_TASK TO CARRY OUT_
Identify the lines that contain the string "tagline" and copy all of them.

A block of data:
====================
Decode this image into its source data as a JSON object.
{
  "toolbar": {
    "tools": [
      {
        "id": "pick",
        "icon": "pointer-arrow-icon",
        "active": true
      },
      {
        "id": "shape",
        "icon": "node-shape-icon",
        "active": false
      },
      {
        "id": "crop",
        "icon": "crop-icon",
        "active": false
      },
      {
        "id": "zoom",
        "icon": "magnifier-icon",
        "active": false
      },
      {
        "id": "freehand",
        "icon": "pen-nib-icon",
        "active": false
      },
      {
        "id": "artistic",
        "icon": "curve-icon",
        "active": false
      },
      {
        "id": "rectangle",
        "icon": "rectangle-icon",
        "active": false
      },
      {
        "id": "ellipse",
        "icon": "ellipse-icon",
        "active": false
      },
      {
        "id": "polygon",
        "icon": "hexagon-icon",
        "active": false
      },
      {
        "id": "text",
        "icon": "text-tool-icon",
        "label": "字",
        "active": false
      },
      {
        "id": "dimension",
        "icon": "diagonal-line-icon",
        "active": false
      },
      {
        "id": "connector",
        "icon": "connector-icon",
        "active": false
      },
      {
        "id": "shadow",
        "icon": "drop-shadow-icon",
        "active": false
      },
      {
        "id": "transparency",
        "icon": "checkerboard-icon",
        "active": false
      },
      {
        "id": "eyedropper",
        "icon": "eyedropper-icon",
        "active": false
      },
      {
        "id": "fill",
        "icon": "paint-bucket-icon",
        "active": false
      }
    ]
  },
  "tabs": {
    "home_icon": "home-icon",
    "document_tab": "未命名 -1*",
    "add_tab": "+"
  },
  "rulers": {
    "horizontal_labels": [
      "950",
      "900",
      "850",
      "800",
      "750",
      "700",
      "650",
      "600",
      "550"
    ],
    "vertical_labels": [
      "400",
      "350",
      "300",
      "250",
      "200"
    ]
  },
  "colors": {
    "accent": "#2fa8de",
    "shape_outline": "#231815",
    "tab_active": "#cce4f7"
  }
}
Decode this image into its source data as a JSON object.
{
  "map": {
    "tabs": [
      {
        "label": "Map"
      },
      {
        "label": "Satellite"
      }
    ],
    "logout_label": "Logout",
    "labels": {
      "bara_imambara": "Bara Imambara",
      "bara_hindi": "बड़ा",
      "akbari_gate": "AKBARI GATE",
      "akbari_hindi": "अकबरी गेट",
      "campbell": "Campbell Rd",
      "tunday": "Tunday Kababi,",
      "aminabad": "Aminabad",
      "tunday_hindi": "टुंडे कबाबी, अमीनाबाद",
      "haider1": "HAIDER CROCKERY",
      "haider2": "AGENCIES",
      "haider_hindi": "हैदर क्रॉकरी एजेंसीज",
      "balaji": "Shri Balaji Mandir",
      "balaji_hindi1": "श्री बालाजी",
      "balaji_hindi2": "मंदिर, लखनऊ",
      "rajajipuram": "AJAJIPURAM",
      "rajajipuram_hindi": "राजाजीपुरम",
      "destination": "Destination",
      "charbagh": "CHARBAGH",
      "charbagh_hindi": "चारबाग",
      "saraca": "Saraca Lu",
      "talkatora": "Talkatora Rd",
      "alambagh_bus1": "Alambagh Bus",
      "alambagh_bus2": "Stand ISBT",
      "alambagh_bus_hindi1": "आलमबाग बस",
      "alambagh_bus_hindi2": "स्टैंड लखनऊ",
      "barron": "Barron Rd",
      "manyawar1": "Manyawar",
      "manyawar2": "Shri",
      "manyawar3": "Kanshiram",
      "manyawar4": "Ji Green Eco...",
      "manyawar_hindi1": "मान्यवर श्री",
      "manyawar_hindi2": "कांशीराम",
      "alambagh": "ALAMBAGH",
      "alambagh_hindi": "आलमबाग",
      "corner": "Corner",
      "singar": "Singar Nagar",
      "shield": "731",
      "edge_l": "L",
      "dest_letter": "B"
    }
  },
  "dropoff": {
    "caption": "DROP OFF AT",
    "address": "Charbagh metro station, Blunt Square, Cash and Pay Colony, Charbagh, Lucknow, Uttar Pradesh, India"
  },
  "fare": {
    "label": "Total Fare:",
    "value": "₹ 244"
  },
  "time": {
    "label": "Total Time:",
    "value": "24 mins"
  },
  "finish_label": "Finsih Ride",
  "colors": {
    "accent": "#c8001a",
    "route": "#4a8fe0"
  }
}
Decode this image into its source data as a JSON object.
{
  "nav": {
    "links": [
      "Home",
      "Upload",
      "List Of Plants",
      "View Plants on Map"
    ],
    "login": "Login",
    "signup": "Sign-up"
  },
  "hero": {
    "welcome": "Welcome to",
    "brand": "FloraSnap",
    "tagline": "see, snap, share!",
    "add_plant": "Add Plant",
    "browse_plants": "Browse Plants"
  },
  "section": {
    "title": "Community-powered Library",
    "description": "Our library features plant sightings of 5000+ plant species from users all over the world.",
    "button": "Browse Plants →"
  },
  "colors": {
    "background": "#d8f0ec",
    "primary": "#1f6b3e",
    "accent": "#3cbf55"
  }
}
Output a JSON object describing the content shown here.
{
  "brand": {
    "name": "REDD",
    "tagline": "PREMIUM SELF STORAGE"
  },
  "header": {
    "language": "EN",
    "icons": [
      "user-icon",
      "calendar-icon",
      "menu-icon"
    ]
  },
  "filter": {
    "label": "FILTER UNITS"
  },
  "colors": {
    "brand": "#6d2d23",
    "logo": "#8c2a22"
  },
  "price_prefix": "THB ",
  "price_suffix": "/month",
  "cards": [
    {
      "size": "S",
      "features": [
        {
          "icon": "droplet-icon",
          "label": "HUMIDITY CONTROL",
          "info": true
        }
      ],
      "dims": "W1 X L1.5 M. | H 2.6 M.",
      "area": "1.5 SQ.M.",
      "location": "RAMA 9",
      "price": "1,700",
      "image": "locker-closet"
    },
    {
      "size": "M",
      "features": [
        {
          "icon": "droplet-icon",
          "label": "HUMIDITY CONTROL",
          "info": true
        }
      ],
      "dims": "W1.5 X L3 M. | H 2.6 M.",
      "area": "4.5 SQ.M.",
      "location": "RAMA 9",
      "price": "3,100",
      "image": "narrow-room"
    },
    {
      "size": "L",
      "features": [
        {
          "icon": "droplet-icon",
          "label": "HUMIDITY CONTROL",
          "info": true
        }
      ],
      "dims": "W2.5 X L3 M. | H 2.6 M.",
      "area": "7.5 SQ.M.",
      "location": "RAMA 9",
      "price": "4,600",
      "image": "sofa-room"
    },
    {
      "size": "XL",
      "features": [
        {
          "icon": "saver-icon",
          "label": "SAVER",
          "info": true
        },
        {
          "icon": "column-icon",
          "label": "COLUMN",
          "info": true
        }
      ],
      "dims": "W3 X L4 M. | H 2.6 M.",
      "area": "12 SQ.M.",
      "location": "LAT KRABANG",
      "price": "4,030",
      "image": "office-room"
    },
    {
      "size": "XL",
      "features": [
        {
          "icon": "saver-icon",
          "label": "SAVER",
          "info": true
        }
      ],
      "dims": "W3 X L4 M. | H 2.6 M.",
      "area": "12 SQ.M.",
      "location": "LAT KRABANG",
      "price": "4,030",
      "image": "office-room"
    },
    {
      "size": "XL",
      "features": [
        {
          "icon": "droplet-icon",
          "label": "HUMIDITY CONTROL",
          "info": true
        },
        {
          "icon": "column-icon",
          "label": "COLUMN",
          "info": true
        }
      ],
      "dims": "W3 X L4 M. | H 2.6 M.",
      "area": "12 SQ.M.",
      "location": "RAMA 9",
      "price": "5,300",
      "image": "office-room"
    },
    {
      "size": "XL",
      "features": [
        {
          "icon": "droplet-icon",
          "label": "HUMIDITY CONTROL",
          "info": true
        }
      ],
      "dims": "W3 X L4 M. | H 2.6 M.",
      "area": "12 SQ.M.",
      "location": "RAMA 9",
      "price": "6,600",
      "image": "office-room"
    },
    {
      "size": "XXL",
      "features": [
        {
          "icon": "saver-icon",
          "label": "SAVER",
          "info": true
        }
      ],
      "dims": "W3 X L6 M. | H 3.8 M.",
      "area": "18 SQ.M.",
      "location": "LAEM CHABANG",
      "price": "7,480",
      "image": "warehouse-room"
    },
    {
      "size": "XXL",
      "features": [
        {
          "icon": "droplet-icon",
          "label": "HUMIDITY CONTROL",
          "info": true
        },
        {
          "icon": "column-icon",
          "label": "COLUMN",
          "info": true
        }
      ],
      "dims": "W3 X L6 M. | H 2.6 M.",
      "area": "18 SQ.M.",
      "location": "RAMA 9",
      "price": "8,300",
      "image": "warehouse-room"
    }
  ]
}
====================
_ANSWER TO THIS PROBLEM_
    "tagline": "see, snap, share!",
    "tagline": "PREMIUM SELF STORAGE"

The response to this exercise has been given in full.